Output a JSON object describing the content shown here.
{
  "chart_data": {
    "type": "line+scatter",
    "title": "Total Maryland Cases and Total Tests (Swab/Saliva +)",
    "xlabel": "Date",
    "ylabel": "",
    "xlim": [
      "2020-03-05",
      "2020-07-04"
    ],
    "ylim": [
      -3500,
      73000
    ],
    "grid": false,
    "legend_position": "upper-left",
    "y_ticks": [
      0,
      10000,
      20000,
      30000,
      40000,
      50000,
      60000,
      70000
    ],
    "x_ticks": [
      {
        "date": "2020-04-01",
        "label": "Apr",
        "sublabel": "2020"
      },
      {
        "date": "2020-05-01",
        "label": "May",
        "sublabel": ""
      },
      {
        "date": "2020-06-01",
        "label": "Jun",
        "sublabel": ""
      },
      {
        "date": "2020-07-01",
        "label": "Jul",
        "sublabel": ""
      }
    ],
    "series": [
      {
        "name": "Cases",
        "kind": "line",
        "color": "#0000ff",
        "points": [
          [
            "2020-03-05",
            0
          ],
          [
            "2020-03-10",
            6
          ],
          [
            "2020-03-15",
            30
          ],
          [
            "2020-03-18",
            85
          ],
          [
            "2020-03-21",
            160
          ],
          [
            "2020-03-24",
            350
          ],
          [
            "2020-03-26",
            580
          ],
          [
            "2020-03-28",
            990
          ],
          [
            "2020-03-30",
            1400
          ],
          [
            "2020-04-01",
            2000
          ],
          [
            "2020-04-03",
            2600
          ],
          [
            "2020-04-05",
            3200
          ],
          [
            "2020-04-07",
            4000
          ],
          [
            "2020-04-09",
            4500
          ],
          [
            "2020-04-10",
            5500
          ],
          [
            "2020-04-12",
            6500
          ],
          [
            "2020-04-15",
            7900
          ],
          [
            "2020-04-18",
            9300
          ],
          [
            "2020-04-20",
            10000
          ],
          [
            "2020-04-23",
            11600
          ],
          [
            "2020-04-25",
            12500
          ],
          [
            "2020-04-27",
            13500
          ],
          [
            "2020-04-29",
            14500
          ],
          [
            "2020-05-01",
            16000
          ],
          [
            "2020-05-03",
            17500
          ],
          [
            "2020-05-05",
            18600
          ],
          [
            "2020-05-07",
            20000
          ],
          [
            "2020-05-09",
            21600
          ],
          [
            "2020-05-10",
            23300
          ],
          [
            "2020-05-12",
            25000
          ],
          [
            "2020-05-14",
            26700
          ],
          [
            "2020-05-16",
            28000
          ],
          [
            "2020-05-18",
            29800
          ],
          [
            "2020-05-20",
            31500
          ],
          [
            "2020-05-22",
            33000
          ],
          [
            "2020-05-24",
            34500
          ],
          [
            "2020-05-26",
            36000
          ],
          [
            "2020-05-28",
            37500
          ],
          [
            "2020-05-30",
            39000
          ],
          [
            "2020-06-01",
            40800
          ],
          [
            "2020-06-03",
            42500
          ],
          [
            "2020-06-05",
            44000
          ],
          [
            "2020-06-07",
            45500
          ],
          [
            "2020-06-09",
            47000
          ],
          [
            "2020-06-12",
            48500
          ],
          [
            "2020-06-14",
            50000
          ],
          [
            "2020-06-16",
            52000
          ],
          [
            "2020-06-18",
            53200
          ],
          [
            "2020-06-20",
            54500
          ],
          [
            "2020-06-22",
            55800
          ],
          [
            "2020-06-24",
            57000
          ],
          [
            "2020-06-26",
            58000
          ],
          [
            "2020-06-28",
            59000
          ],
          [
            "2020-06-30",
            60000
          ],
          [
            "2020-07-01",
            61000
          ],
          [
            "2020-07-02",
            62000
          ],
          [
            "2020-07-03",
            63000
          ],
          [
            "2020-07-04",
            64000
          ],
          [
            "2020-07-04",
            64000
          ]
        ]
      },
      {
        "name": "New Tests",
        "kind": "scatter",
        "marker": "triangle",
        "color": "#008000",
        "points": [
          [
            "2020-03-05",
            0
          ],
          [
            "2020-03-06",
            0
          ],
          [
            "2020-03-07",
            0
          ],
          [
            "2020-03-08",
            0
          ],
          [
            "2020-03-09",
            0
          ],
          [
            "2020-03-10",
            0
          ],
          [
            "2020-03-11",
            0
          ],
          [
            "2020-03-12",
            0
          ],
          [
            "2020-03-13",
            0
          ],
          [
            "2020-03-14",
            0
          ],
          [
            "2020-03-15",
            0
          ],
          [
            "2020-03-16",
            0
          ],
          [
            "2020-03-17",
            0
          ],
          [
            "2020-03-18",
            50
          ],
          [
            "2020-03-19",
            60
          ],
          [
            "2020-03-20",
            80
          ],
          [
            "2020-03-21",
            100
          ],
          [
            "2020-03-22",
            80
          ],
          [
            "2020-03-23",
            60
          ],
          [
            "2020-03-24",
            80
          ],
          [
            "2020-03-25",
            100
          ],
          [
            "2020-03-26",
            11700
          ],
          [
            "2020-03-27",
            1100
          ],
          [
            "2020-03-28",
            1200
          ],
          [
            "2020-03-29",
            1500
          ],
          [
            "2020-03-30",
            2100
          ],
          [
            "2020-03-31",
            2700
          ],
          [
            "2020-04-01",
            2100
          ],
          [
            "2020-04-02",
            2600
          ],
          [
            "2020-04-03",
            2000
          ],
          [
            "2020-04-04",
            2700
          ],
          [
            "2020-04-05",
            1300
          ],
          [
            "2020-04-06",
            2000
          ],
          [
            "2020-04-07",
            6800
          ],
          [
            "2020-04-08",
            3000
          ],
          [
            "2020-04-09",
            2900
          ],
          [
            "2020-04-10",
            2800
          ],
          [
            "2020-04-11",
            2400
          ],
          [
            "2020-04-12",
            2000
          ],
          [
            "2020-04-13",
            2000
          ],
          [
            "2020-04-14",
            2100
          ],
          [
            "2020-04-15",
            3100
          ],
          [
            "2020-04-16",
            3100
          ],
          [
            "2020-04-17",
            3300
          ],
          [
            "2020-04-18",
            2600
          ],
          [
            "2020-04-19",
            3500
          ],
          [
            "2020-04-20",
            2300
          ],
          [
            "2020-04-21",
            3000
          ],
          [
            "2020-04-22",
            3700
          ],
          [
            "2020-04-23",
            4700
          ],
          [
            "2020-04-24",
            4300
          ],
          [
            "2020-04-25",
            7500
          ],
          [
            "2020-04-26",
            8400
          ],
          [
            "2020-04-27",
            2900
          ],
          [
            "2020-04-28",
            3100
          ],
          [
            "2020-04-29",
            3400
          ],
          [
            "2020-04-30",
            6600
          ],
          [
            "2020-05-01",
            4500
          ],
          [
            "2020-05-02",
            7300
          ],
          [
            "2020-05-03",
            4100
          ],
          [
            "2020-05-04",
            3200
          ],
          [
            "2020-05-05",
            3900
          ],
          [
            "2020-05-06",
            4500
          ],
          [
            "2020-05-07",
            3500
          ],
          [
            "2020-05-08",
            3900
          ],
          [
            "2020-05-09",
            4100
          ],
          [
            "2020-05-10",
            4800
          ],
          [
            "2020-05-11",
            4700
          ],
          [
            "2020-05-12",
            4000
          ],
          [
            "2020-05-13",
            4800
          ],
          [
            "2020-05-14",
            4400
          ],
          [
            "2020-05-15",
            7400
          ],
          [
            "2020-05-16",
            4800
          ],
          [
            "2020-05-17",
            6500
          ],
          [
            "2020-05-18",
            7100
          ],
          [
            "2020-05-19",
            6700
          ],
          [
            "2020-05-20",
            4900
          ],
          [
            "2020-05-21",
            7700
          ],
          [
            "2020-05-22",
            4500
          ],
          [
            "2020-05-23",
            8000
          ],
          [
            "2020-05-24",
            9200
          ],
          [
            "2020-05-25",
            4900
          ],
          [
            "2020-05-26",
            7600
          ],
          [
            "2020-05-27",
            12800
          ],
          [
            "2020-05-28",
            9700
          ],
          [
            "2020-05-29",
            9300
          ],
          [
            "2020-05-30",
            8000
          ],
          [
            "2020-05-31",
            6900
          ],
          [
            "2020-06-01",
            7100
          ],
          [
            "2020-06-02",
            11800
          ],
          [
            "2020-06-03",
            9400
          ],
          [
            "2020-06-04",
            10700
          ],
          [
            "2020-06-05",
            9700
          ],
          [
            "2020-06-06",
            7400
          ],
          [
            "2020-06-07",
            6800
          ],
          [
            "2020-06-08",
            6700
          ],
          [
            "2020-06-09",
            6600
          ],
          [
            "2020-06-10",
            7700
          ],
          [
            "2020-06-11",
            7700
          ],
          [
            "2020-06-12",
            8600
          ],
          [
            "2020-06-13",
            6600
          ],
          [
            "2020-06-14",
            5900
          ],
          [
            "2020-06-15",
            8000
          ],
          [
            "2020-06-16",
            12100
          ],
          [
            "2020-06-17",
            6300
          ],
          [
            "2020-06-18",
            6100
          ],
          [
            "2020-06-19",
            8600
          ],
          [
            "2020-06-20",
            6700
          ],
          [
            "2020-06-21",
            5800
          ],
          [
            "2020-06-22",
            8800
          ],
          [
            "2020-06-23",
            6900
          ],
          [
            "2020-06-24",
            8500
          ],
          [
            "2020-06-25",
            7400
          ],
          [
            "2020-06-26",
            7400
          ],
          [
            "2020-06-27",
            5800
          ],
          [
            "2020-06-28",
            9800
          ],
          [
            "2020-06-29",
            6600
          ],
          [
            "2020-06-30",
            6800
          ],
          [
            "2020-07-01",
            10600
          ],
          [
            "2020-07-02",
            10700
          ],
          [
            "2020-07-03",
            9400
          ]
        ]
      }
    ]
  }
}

+++

What is the number of lines in the records that contain "Cases"? Give that number only.

2